• Page text:
----------

The Lycée Germaine Tillion, formerly Lycée du Bourget, is a public secondary school is located at 48 bis rue Anizan Cavillon in Le Bourget. The high school was founded in September 2014. It welcomes more than 700 students from the second to the final year. There is Microlycée 93 dedicated to dropout students. The school received the 2017 National Education Innovation Award in the Écoles et établissements (Schools and Boards) category.

==History==
=== The origin of the site ===
Before being a high school, this establishment was a regular school under the acronym "IUFM" where teachers were trained for elementary schools and kindergartens, but the school shut down in the 2000s and remained abandoned until 2014.

=== The establishment today ===
The high school offers high school general / technical teaching as well as a microlycée (a special unit to prevent students from dropping out of school). The high school hosts mainly students from Bourget, Dugny and Drancy.

However, the deputy and mayor of Drancy, Jean-Christophe Lagarde, was upset at the opening of the new high school Bourget, claiming the new school in Le Bourget would take nearly twice as less Drancy students than originally announced (650 instead of 1200). The regional government however denied allegations and figures.

The school opened in September 2014, becoming the 65th public high school in Seine-Saint-Denis.

In 2016, the school authorities of Île-de-France renamed the Lycée du Bourget to Germaine Tillion.

----------

• Goal 1:
Display every line of the records that contains the string "with".
The records that follow come from a source unrelated to the text.

----------

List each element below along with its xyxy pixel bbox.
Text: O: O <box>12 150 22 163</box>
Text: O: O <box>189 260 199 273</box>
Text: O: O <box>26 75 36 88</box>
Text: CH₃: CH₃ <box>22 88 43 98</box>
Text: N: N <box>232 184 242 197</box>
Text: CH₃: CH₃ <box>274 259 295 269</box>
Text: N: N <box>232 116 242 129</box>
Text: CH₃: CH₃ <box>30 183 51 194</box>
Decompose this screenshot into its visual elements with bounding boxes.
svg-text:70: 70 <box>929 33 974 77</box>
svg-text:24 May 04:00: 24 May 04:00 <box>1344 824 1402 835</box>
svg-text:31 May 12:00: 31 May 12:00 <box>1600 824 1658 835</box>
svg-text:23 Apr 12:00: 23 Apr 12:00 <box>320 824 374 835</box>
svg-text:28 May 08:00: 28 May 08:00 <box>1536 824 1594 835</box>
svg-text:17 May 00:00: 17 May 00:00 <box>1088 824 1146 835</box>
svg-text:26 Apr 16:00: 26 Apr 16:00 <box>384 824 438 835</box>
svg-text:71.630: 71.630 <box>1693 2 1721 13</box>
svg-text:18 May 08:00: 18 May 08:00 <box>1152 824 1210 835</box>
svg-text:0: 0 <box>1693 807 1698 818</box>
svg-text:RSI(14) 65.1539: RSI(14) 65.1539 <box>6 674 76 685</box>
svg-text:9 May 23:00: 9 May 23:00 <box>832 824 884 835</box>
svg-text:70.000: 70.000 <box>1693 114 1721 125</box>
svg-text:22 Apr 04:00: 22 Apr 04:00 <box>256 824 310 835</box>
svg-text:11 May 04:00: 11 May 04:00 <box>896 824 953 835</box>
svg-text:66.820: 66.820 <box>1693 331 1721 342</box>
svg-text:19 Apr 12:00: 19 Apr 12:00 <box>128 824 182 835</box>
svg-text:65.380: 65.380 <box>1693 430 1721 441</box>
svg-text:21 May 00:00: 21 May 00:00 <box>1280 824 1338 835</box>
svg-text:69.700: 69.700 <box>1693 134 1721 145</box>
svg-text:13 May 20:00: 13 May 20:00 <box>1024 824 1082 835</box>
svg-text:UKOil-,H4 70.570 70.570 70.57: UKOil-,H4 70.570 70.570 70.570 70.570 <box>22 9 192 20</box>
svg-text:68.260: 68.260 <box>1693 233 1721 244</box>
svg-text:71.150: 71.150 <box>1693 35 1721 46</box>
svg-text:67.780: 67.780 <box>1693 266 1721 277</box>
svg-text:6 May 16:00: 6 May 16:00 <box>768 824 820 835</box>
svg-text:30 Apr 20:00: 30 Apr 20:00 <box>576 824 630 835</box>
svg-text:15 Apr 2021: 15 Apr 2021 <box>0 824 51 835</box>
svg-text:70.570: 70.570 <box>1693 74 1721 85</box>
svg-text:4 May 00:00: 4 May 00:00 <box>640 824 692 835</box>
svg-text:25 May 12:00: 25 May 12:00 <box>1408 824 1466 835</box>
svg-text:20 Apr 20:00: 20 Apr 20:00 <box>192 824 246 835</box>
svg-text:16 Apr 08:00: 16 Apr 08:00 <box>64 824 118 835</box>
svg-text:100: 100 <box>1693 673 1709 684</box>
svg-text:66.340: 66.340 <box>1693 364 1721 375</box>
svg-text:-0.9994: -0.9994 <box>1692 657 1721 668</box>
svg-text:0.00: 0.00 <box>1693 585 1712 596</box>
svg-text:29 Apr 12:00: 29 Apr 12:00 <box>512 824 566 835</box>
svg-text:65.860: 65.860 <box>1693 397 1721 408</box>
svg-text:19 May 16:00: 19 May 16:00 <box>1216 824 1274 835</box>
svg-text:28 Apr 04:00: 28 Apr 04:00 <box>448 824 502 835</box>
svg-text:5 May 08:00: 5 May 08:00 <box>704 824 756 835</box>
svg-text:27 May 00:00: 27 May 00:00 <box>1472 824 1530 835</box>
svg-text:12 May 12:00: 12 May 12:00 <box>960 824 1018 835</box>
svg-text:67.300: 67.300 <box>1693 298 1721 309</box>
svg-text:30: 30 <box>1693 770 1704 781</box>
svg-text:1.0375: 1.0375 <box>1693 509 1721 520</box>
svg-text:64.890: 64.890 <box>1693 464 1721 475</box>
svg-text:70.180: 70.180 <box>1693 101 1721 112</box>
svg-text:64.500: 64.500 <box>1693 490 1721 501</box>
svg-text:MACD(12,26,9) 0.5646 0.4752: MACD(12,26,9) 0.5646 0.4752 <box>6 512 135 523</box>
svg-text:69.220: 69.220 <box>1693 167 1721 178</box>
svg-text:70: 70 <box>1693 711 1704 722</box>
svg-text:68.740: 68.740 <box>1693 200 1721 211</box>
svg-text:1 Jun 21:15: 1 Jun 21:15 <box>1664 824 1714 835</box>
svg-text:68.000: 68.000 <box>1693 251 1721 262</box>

----------

• Goal 2:
In the school history, before the site became a high school, who were trained there?

• Final result 1:
List each element below along with its xyxy pixel bbox.
Decompose this screenshot into its visual elements with bounding boxes.

• Final result 2:
Teachers for elementary schools and kindergartens.